* [Task description]:
Report every line below that holds the word "rmse".

* [Extracted information]:
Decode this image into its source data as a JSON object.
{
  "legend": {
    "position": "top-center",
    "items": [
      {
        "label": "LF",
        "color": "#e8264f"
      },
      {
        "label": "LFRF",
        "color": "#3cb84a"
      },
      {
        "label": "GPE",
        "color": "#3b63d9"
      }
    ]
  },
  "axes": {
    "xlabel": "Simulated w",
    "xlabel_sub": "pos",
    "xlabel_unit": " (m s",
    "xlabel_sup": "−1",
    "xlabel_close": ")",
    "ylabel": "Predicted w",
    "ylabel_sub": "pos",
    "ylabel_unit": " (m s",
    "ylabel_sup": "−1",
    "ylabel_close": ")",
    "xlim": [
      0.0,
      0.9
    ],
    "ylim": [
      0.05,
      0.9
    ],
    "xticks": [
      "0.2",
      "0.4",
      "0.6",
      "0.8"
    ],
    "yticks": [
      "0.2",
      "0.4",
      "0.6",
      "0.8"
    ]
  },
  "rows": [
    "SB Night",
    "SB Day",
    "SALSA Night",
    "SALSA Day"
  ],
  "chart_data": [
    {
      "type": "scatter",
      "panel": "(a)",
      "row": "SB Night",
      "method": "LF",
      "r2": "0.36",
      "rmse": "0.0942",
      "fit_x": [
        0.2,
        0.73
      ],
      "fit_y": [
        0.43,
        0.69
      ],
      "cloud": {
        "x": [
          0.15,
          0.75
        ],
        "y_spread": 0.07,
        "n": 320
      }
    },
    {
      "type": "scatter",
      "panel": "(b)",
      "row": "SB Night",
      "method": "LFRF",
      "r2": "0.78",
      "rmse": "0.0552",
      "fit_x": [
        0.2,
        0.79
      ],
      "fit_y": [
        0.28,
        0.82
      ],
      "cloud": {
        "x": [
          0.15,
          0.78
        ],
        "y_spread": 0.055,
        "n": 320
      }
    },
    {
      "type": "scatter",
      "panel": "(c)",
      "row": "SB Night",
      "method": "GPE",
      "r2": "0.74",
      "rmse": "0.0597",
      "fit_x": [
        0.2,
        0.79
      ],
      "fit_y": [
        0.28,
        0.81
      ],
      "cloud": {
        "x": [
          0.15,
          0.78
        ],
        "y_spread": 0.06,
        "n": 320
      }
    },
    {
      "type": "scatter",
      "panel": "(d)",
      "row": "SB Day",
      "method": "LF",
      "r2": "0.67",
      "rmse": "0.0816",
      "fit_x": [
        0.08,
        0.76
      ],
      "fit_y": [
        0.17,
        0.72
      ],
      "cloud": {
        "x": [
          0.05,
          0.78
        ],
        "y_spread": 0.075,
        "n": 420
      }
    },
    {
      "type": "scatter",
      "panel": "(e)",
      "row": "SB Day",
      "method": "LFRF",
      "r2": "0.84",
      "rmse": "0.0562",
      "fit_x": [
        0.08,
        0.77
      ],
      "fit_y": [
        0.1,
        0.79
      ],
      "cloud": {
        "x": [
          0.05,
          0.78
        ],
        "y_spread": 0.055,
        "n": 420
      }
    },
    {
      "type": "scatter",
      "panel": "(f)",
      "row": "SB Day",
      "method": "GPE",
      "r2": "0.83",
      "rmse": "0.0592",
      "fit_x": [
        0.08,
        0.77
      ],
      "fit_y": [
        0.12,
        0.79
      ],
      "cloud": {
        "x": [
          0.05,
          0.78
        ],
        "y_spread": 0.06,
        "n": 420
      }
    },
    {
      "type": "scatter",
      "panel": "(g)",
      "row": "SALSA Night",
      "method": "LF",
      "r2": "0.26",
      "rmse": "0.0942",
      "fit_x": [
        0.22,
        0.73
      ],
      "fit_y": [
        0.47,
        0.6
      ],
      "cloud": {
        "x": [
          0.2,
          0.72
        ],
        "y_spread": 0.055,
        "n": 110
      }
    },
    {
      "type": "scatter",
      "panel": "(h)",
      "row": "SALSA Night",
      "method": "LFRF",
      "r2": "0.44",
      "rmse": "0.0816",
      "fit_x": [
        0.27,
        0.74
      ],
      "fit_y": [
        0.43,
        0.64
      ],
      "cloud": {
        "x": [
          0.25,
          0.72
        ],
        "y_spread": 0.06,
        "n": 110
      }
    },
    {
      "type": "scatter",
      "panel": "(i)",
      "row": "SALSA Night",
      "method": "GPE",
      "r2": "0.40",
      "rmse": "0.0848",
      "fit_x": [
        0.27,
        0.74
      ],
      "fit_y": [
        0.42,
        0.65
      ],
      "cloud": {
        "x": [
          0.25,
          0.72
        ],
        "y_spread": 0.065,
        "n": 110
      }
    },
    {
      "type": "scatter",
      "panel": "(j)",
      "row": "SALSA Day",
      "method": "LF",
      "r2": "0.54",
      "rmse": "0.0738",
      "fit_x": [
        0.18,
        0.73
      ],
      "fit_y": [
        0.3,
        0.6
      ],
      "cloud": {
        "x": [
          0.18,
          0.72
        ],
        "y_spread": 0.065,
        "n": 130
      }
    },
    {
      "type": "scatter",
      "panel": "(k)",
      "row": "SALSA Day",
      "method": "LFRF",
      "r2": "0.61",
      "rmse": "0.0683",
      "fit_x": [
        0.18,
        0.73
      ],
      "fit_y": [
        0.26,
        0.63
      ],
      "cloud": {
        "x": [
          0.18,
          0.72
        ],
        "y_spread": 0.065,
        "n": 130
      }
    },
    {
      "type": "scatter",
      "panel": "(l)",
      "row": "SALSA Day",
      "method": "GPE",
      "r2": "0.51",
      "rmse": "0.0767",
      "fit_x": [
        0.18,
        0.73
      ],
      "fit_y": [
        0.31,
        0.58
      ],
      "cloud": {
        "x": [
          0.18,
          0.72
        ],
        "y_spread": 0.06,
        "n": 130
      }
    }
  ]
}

* [Exercise result]:
      "rmse": "0.0942",
      "rmse": "0.0552",
      "rmse": "0.0597",
      "rmse": "0.0816",
      "rmse": "0.0562",
      "rmse": "0.0592",
      "rmse": "0.0942",
      "rmse": "0.0816",
      "rmse": "0.0848",
      "rmse": "0.0738",
      "rmse": "0.0683",
      "rmse": "0.0767",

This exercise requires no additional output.